** Exercise prompt **
Select all lines in the records that include "dwelling".

----- Data extract -----

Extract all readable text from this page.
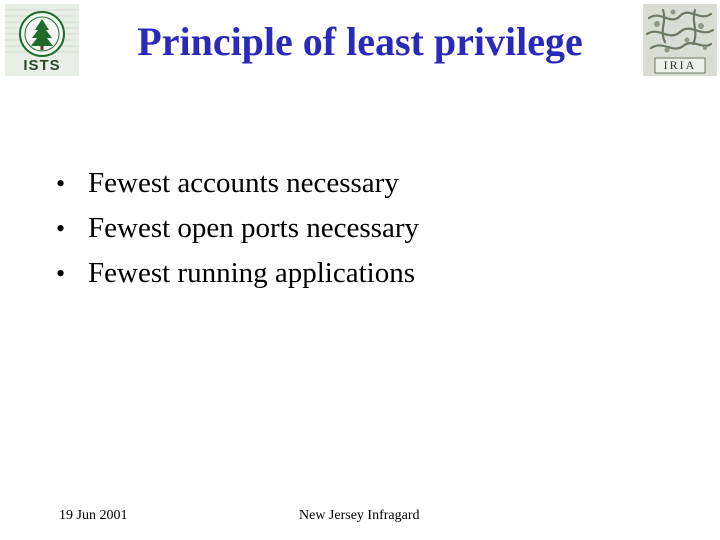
ISTS	IRIA
Principle of least privilege
• Fewest accounts necessary
• Fewest open ports necessary
• Fewest running applications
19 Jun 2001	New Jersey Infragard
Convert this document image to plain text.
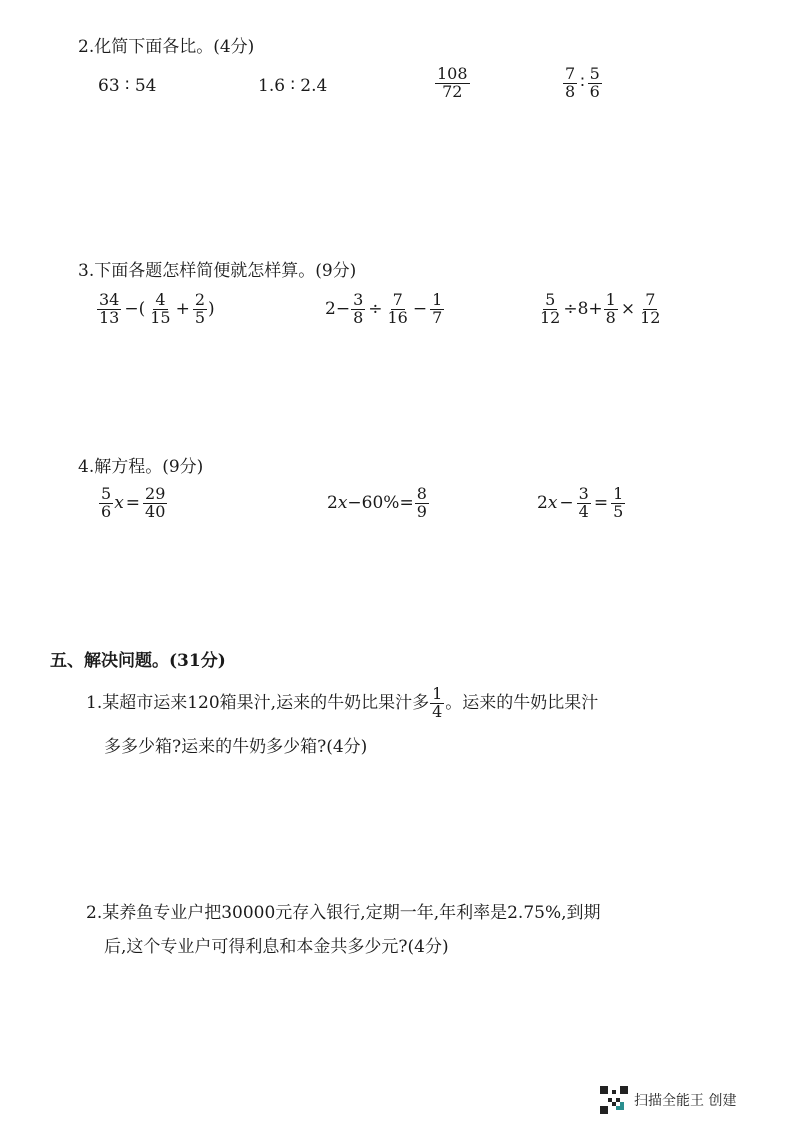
2.化简下面各比。(4分)
63 ∶ 54	1.6 ∶ 2.4	$\frac{108}{72}$	$\frac{7}{8}$ ∶ $\frac{5}{6}$
3.下面各题怎样简便就怎样算。(9分)
$\frac{34}{13}$ −( $\frac{4}{15} + \frac{2}{5}$ )	$2- \frac{3}{8} \div \frac{7}{16} - \frac{1}{7}$	$\frac{5}{12} \div 8+ \frac{1}{8} \times \frac{7}{12}$
4.解方程。(9分)
$\frac{5}{6}$ $x = \frac{29}{40}$	2 $x -60\%= \frac{8}{9}$	2 $x - \frac{3}{4} = \frac{1}{5}$
五、解决问题。(31分)
1.某超市运来120箱果汁,运来的牛奶比果汁多 $\frac{1}{4}$ 。运来的牛奶比果汁
多多少箱?运来的牛奶多少箱?(4分)
2.某养鱼专业户把30000元存入银行,定期一年,年利率是2.75%,到期
后,这个专业户可得利息和本金共多少元?(4分)
扫描全能王 创建
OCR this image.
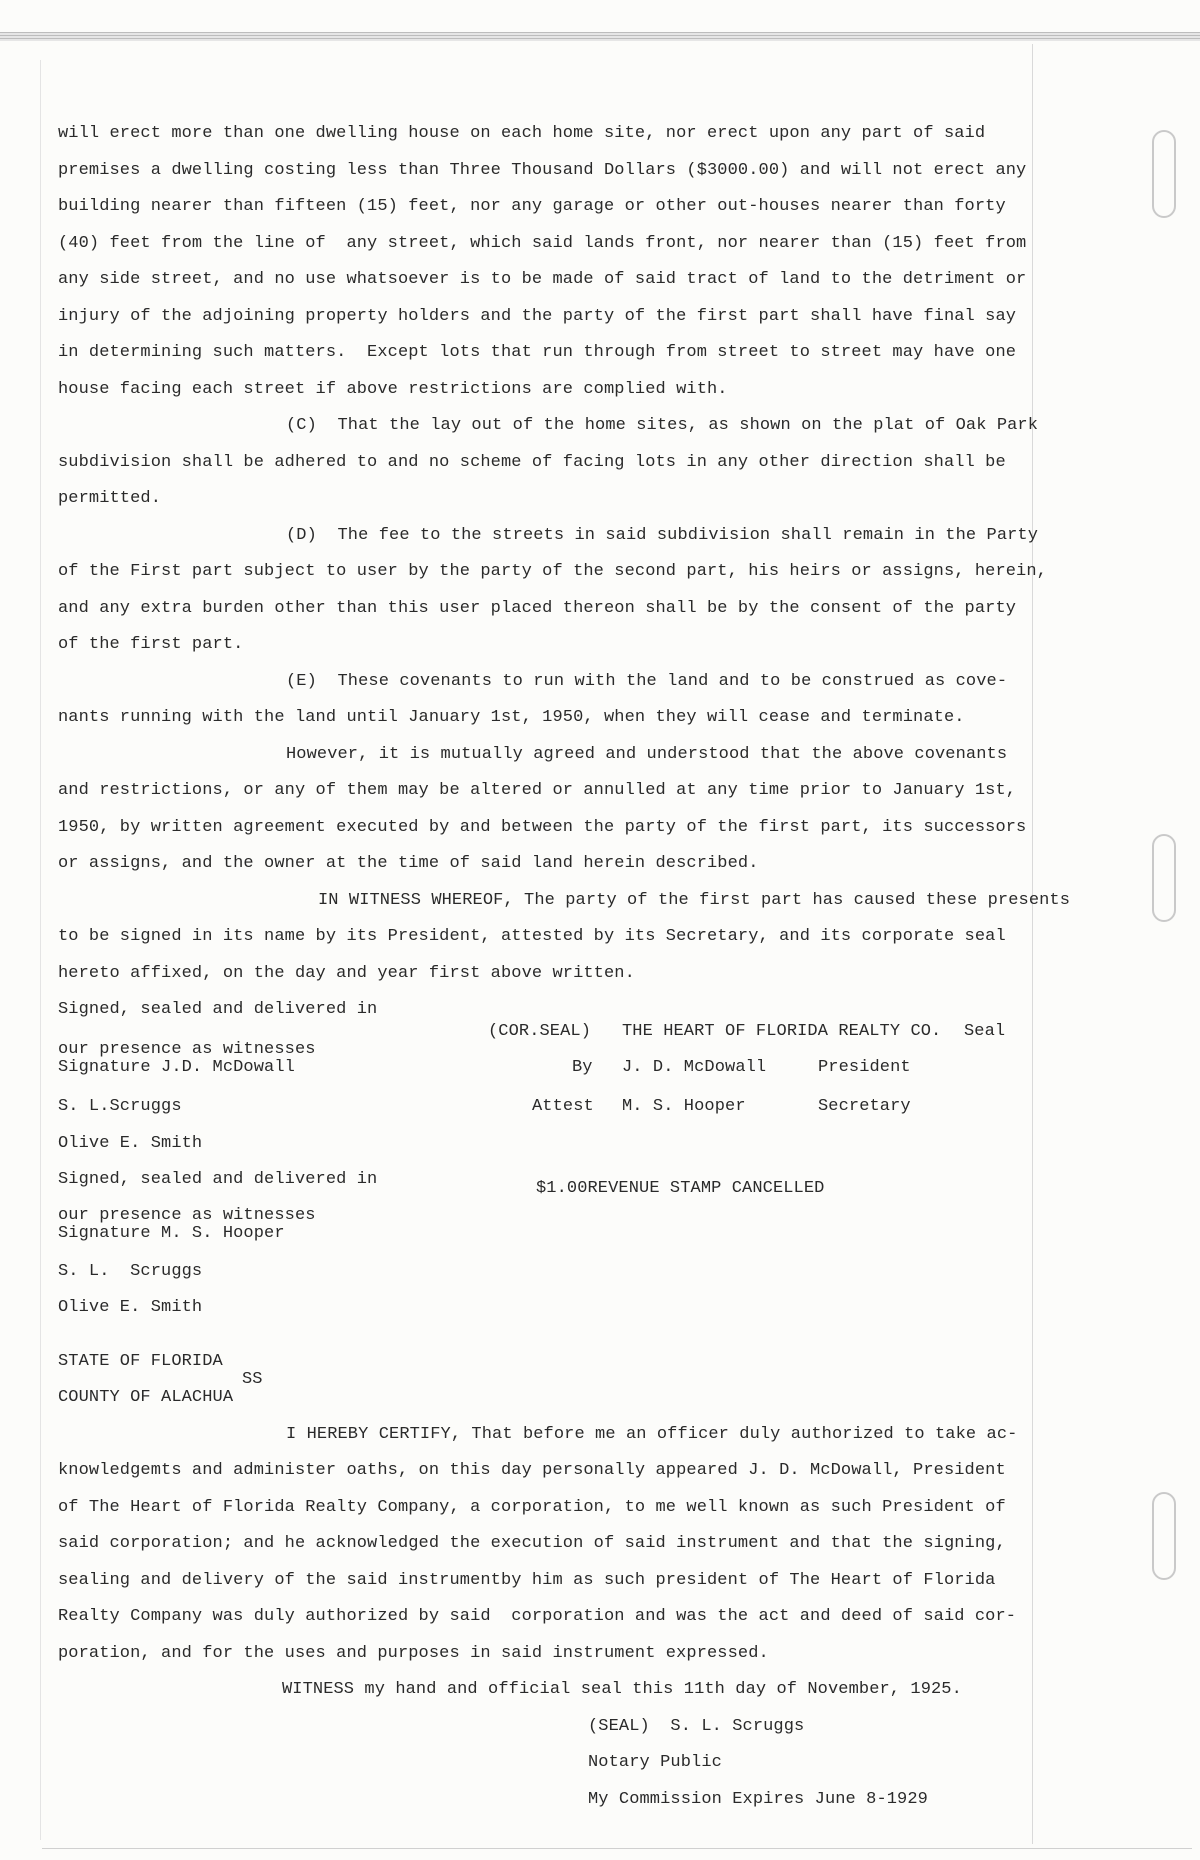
will erect more than one dwelling house on each home site, nor erect upon any part of said
premises a dwelling costing less than Three Thousand Dollars ($3000.00) and will not erect any
building nearer than fifteen (15) feet, nor any garage or other out-houses nearer than forty
(40) feet from the line of  any street, which said lands front, nor nearer than (15) feet from
any side street, and no use whatsoever is to be made of said tract of land to the detriment or
injury of the adjoining property holders and the party of the first part shall have final say
in determining such matters.  Except lots that run through from street to street may have one
house facing each street if above restrictions are complied with.
(C)  That the lay out of the home sites, as shown on the plat of Oak Park
subdivision shall be adhered to and no scheme of facing lots in any other direction shall be
permitted.
(D)  The fee to the streets in said subdivision shall remain in the Party
of the First part subject to user by the party of the second part, his heirs or assigns, herein,
and any extra burden other than this user placed thereon shall be by the consent of the party
of the first part.
(E)  These covenants to run with the land and to be construed as cove-
nants running with the land until January 1st, 1950, when they will cease and terminate.
However, it is mutually agreed and understood that the above covenants
and restrictions, or any of them may be altered or annulled at any time prior to January 1st,
1950, by written agreement executed by and between the party of the first part, its successors
or assigns, and the owner at the time of said land herein described.
IN WITNESS WHEREOF, The party of the first part has caused these presents
to be signed in its name by its President, attested by its Secretary, and its corporate seal
hereto affixed, on the day and year first above written.
Signed, sealed and delivered in
our presence as witnesses
Signature J.D. McDowall
S. L.Scruggs
Olive E. Smith
(COR.SEAL) THE HEART OF FLORIDA REALTY CO. Seal
By J. D. McDowall	President
Attest M. S. Hooper	Secretary
$1.00REVENUE STAMP CANCELLED
Signed, sealed and delivered in
our presence as witnesses
Signature M. S. Hooper
S. L.  Scruggs
Olive E. Smith
STATE OF FLORIDA
SS
COUNTY OF ALACHUA
I HEREBY CERTIFY, That before me an officer duly authorized to take ac-
knowledgemts and administer oaths, on this day personally appeared J. D. McDowall, President
of The Heart of Florida Realty Company, a corporation, to me well known as such President of
said corporation; and he acknowledged the execution of said instrument and that the signing,
sealing and delivery of the said instrumentby him as such president of The Heart of Florida
Realty Company was duly authorized by said  corporation and was the act and deed of said cor-
poration, and for the uses and purposes in said instrument expressed.
WITNESS my hand and official seal this 11th day of November, 1925.
(SEAL)  S. L. Scruggs
Notary Public
My Commission Expires June 8-1929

-----

** Full solution **
will erect more than one dwelling house on each home site, nor erect upon any part of said
premises a dwelling costing less than Three Thousand Dollars ($3000.00) and will not erect any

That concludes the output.